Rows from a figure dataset

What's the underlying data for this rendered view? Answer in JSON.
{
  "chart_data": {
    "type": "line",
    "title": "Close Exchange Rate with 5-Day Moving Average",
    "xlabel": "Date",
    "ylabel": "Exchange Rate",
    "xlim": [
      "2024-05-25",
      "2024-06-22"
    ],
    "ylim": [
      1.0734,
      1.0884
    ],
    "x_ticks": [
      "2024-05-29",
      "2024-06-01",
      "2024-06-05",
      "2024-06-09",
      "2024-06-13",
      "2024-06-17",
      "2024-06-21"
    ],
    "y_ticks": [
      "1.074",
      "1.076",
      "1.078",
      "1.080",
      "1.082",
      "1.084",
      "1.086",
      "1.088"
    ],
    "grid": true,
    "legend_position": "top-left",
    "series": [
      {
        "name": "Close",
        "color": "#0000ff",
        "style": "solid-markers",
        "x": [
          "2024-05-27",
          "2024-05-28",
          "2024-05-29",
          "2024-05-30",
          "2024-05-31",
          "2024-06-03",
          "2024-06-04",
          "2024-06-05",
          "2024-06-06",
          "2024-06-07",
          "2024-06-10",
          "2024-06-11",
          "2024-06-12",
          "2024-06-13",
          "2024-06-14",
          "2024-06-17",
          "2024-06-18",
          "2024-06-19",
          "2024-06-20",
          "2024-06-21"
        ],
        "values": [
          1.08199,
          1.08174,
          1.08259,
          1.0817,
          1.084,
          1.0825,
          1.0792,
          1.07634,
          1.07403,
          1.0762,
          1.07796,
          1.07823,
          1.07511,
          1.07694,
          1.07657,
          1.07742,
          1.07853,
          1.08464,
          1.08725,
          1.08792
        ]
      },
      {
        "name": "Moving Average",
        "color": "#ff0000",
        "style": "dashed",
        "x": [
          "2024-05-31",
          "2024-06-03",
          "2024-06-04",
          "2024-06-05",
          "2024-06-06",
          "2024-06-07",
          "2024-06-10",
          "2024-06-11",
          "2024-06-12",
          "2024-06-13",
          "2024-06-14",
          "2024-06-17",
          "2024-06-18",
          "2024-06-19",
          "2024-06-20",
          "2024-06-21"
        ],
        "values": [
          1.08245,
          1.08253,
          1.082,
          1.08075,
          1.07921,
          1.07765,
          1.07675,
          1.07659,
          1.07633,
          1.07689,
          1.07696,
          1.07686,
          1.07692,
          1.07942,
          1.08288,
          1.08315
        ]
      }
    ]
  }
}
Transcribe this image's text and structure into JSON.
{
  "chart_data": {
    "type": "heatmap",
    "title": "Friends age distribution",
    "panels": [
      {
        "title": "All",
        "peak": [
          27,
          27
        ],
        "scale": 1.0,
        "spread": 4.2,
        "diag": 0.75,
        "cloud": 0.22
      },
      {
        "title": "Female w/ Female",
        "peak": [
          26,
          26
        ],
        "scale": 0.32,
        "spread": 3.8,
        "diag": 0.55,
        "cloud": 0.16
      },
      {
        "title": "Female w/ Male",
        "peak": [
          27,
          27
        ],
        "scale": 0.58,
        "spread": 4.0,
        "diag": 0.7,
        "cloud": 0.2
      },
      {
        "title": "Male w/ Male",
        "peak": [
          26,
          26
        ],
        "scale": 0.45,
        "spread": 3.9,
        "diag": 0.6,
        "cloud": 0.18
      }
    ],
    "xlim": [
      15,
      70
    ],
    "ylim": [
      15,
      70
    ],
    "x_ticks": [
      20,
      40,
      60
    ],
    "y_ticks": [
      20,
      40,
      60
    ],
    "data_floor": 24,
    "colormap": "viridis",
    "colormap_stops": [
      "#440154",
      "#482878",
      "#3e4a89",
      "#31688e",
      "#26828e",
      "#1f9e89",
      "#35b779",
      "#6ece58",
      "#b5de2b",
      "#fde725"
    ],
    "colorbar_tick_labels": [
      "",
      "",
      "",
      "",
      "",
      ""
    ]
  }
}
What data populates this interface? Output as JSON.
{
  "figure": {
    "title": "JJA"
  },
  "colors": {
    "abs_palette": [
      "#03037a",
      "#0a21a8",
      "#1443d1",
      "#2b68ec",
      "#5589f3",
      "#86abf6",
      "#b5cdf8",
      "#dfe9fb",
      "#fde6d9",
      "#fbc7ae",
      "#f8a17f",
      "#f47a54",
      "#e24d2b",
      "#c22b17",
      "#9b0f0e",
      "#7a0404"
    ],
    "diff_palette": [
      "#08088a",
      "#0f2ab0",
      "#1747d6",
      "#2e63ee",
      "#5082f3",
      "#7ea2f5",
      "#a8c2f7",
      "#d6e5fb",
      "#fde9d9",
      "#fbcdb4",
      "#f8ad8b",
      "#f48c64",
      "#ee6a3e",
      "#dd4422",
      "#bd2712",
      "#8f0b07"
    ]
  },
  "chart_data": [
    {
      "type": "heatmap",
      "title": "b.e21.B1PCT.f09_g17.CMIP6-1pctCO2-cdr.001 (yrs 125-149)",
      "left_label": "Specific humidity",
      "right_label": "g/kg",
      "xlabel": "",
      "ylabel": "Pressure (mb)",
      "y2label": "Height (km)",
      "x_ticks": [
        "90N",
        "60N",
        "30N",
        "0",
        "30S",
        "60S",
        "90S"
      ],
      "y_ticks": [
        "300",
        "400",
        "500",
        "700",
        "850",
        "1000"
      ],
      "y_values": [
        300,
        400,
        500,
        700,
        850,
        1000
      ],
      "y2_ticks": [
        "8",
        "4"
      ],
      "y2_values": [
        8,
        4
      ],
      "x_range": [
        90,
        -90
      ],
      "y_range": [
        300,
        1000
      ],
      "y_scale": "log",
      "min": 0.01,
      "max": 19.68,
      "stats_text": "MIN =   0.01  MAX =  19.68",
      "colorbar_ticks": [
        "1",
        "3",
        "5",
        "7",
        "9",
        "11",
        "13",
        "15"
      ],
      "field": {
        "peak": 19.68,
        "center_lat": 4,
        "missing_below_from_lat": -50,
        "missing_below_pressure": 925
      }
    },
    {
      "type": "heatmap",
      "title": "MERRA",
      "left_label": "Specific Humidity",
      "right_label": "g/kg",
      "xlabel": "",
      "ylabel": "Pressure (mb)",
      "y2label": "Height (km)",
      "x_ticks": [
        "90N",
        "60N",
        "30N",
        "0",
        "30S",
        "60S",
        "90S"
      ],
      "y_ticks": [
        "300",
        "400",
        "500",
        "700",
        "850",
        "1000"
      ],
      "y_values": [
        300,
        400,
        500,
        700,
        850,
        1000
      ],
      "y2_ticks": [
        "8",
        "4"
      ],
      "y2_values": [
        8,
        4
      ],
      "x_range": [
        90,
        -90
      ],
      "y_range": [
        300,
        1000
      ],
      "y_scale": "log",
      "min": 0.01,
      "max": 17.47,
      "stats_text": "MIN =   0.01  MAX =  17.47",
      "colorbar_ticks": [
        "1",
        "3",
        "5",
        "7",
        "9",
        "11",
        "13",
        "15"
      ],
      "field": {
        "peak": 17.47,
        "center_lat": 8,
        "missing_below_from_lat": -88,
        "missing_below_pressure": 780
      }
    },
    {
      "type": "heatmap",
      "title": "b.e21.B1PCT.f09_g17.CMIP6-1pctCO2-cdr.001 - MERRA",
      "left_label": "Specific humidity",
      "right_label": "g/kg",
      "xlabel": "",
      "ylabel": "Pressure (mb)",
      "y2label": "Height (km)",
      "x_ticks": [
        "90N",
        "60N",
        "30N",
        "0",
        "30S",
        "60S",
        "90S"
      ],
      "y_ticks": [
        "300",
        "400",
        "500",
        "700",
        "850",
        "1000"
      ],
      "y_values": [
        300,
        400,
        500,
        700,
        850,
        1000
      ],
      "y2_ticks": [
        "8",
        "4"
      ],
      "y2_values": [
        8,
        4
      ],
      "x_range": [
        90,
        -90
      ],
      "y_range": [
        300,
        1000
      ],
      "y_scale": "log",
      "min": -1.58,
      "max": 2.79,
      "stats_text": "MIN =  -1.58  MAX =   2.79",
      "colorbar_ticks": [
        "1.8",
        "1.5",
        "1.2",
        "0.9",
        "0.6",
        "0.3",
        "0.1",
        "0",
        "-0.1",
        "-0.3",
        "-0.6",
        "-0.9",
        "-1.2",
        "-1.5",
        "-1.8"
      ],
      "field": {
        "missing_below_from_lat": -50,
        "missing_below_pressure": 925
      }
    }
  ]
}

Task requirements: Among the entries above, how many lines hold the word "Rate"? Reply with only that number.

Written response: 2